● **ITEMS**:
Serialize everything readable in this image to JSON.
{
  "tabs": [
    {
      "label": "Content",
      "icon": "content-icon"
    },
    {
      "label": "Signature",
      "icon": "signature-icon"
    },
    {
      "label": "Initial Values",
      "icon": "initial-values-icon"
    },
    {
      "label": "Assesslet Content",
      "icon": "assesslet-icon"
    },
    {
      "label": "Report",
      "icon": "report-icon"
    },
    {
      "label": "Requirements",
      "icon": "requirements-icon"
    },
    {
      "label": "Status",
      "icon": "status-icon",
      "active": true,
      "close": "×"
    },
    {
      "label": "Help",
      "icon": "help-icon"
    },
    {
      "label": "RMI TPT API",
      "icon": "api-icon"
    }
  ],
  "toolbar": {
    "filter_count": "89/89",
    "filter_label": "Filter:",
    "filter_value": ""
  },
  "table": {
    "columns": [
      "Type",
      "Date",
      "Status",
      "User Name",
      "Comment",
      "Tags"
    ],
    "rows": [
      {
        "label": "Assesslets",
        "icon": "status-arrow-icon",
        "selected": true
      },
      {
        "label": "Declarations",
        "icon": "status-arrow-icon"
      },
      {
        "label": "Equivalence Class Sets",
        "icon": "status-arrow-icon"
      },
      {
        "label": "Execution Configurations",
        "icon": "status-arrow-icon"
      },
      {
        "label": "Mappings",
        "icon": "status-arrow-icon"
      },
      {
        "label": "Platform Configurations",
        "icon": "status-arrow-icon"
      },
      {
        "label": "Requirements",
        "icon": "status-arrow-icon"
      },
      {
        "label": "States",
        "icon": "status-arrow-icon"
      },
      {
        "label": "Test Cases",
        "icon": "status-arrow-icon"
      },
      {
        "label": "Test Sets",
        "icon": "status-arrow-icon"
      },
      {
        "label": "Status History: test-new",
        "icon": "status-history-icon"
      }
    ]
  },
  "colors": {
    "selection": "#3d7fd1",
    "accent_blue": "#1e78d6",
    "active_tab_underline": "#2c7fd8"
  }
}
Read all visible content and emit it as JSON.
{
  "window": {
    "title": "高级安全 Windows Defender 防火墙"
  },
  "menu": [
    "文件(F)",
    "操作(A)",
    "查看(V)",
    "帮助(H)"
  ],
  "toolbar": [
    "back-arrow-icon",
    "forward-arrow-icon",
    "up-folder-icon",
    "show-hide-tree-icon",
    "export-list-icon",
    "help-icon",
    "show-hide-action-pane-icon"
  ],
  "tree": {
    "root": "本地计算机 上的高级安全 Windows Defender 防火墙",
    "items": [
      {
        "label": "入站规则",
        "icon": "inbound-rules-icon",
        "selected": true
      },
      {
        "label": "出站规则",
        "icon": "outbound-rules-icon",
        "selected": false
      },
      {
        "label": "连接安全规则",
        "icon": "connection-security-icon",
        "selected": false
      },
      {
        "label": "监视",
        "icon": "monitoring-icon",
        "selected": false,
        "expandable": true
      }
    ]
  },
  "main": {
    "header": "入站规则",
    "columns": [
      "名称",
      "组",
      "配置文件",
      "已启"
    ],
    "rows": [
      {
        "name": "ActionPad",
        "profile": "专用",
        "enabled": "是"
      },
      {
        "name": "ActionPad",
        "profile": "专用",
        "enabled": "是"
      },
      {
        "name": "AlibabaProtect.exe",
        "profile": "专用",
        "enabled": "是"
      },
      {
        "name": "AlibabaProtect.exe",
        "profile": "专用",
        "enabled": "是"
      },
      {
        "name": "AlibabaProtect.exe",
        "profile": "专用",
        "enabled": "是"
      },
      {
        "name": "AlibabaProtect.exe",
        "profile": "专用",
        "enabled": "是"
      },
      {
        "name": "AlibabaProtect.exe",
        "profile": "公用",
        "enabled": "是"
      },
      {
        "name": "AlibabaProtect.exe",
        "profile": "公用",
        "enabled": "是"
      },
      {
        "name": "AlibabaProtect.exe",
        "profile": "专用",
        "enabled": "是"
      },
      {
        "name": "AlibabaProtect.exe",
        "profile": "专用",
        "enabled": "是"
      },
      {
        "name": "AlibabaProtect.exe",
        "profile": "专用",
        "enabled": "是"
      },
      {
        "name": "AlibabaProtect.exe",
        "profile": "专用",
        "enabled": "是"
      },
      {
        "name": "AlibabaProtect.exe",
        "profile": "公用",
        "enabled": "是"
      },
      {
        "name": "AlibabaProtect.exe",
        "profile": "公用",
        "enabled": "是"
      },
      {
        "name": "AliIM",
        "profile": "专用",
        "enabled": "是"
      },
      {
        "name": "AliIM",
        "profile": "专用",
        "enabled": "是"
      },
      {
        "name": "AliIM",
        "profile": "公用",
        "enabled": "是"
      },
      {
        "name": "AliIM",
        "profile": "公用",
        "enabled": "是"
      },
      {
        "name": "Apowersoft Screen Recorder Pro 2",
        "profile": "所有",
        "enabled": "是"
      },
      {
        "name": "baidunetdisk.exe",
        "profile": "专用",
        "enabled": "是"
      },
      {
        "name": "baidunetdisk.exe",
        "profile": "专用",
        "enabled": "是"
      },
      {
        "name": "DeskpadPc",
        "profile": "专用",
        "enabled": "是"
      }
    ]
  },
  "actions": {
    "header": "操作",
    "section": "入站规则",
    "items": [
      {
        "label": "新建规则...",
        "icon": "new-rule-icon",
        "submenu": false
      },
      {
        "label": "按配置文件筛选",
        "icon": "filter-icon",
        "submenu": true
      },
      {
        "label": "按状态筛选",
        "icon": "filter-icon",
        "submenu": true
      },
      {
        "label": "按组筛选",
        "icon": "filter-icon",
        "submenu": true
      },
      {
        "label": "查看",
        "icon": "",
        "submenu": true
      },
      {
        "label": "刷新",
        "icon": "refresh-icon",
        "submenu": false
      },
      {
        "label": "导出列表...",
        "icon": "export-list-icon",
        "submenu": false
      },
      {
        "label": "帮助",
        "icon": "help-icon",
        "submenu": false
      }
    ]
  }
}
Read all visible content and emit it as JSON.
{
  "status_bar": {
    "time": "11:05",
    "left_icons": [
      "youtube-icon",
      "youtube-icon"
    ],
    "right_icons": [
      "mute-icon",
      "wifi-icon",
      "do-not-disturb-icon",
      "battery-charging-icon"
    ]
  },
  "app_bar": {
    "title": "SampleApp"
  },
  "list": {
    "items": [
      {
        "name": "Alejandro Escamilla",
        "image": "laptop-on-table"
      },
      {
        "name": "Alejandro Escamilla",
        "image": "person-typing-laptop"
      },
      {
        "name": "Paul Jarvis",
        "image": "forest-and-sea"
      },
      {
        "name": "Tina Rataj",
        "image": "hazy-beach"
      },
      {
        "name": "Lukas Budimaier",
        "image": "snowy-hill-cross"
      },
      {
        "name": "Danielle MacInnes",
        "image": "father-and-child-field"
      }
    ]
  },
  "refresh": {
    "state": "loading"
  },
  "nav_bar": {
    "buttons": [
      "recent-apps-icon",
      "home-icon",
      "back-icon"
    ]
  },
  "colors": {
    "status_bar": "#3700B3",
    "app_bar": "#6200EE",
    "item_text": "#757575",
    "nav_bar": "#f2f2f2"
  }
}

● **WRITTEN PROBLEM**: Reproduce each record shown above without altering a single word.

● **RESULT OF THE EXERCISE**:
Serialize everything readable in this image to JSON.
{
  "tabs": [
    {
      "label": "Content",
      "icon": "content-icon"
    },
    {
      "label": "Signature",
      "icon": "signature-icon"
    },
    {
      "label": "Initial Values",
      "icon": "initial-values-icon"
    },
    {
      "label": "Assesslet Content",
      "icon": "assesslet-icon"
    },
    {
      "label": "Report",
      "icon": "report-icon"
    },
    {
      "label": "Requirements",
      "icon": "requirements-icon"
    },
    {
      "label": "Status",
      "icon": "status-icon",
      "active": true,
      "close": "×"
    },
    {
      "label": "Help",
      "icon": "help-icon"
    },
    {
      "label": "RMI TPT API",
      "icon": "api-icon"
    }
  ],
  "toolbar": {
    "filter_count": "89/89",
    "filter_label": "Filter:",
    "filter_value": ""
  },
  "table": {
    "columns": [
      "Type",
      "Date",
      "Status",
      "User Name",
      "Comment",
      "Tags"
    ],
    "rows": [
      {
        "label": "Assesslets",
        "icon": "status-arrow-icon",
        "selected": true
      },
      {
        "label": "Declarations",
        "icon": "status-arrow-icon"
      },
      {
        "label": "Equivalence Class Sets",
        "icon": "status-arrow-icon"
      },
      {
        "label": "Execution Configurations",
        "icon": "status-arrow-icon"
      },
      {
        "label": "Mappings",
        "icon": "status-arrow-icon"
      },
      {
        "label": "Platform Configurations",
        "icon": "status-arrow-icon"
      },
      {
        "label": "Requirements",
        "icon": "status-arrow-icon"
      },
      {
        "label": "States",
        "icon": "status-arrow-icon"
      },
      {
        "label": "Test Cases",
        "icon": "status-arrow-icon"
      },
      {
        "label": "Test Sets",
        "icon": "status-arrow-icon"
      },
      {
        "label": "Status History: test-new",
        "icon": "status-history-icon"
      }
    ]
  },
  "colors": {
    "selection": "#3d7fd1",
    "accent_blue": "#1e78d6",
    "active_tab_underline": "#2c7fd8"
  }
}
Read all visible content and emit it as JSON.
{
  "window": {
    "title": "高级安全 Windows Defender 防火墙"
  },
  "menu": [
    "文件(F)",
    "操作(A)",
    "查看(V)",
    "帮助(H)"
  ],
  "toolbar": [
    "back-arrow-icon",
    "forward-arrow-icon",
    "up-folder-icon",
    "show-hide-tree-icon",
    "export-list-icon",
    "help-icon",
    "show-hide-action-pane-icon"
  ],
  "tree": {
    "root": "本地计算机 上的高级安全 Windows Defender 防火墙",
    "items": [
      {
        "label": "入站规则",
        "icon": "inbound-rules-icon",
        "selected": true
      },
      {
        "label": "出站规则",
        "icon": "outbound-rules-icon",
        "selected": false
      },
      {
        "label": "连接安全规则",
        "icon": "connection-security-icon",
        "selected": false
      },
      {
        "label": "监视",
        "icon": "monitoring-icon",
        "selected": false,
        "expandable": true
      }
    ]
  },
  "main": {
    "header": "入站规则",
    "columns": [
      "名称",
      "组",
      "配置文件",
      "已启"
    ],
    "rows": [
      {
        "name": "ActionPad",
        "profile": "专用",
        "enabled": "是"
      },
      {
        "name": "ActionPad",
        "profile": "专用",
        "enabled": "是"
      },
      {
        "name": "AlibabaProtect.exe",
        "profile": "专用",
        "enabled": "是"
      },
      {
        "name": "AlibabaProtect.exe",
        "profile": "专用",
        "enabled": "是"
      },
      {
        "name": "AlibabaProtect.exe",
        "profile": "专用",
        "enabled": "是"
      },
      {
        "name": "AlibabaProtect.exe",
        "profile": "专用",
        "enabled": "是"
      },
      {
        "name": "AlibabaProtect.exe",
        "profile": "公用",
        "enabled": "是"
      },
      {
        "name": "AlibabaProtect.exe",
        "profile": "公用",
        "enabled": "是"
      },
      {
        "name": "AlibabaProtect.exe",
        "profile": "专用",
        "enabled": "是"
      },
      {
        "name": "AlibabaProtect.exe",
        "profile": "专用",
        "enabled": "是"
      },
      {
        "name": "AlibabaProtect.exe",
        "profile": "专用",
        "enabled": "是"
      },
      {
        "name": "AlibabaProtect.exe",
        "profile": "专用",
        "enabled": "是"
      },
      {
        "name": "AlibabaProtect.exe",
        "profile": "公用",
        "enabled": "是"
      },
      {
        "name": "AlibabaProtect.exe",
        "profile": "公用",
        "enabled": "是"
      },
      {
        "name": "AliIM",
        "profile": "专用",
        "enabled": "是"
      },
      {
        "name": "AliIM",
        "profile": "专用",
        "enabled": "是"
      },
      {
        "name": "AliIM",
        "profile": "公用",
        "enabled": "是"
      },
      {
        "name": "AliIM",
        "profile": "公用",
        "enabled": "是"
      },
      {
        "name": "Apowersoft Screen Recorder Pro 2",
        "profile": "所有",
        "enabled": "是"
      },
      {
        "name": "baidunetdisk.exe",
        "profile": "专用",
        "enabled": "是"
      },
      {
        "name": "baidunetdisk.exe",
        "profile": "专用",
        "enabled": "是"
      },
      {
        "name": "DeskpadPc",
        "profile": "专用",
        "enabled": "是"
      }
    ]
  },
  "actions": {
    "header": "操作",
    "section": "入站规则",
    "items": [
      {
        "label": "新建规则...",
        "icon": "new-rule-icon",
        "submenu": false
      },
      {
        "label": "按配置文件筛选",
        "icon": "filter-icon",
        "submenu": true
      },
      {
        "label": "按状态筛选",
        "icon": "filter-icon",
        "submenu": true
      },
      {
        "label": "按组筛选",
        "icon": "filter-icon",
        "submenu": true
      },
      {
        "label": "查看",
        "icon": "",
        "submenu": true
      },
      {
        "label": "刷新",
        "icon": "refresh-icon",
        "submenu": false
      },
      {
        "label": "导出列表...",
        "icon": "export-list-icon",
        "submenu": false
      },
      {
        "label": "帮助",
        "icon": "help-icon",
        "submenu": false
      }
    ]
  }
}
Read all visible content and emit it as JSON.
{
  "status_bar": {
    "time": "11:05",
    "left_icons": [
      "youtube-icon",
      "youtube-icon"
    ],
    "right_icons": [
      "mute-icon",
      "wifi-icon",
      "do-not-disturb-icon",
      "battery-charging-icon"
    ]
  },
  "app_bar": {
    "title": "SampleApp"
  },
  "list": {
    "items": [
      {
        "name": "Alejandro Escamilla",
        "image": "laptop-on-table"
      },
      {
        "name": "Alejandro Escamilla",
        "image": "person-typing-laptop"
      },
      {
        "name": "Paul Jarvis",
        "image": "forest-and-sea"
      },
      {
        "name": "Tina Rataj",
        "image": "hazy-beach"
      },
      {
        "name": "Lukas Budimaier",
        "image": "snowy-hill-cross"
      },
      {
        "name": "Danielle MacInnes",
        "image": "father-and-child-field"
      }
    ]
  },
  "refresh": {
    "state": "loading"
  },
  "nav_bar": {
    "buttons": [
      "recent-apps-icon",
      "home-icon",
      "back-icon"
    ]
  },
  "colors": {
    "status_bar": "#3700B3",
    "app_bar": "#6200EE",
    "item_text": "#757575",
    "nav_bar": "#f2f2f2"
  }
}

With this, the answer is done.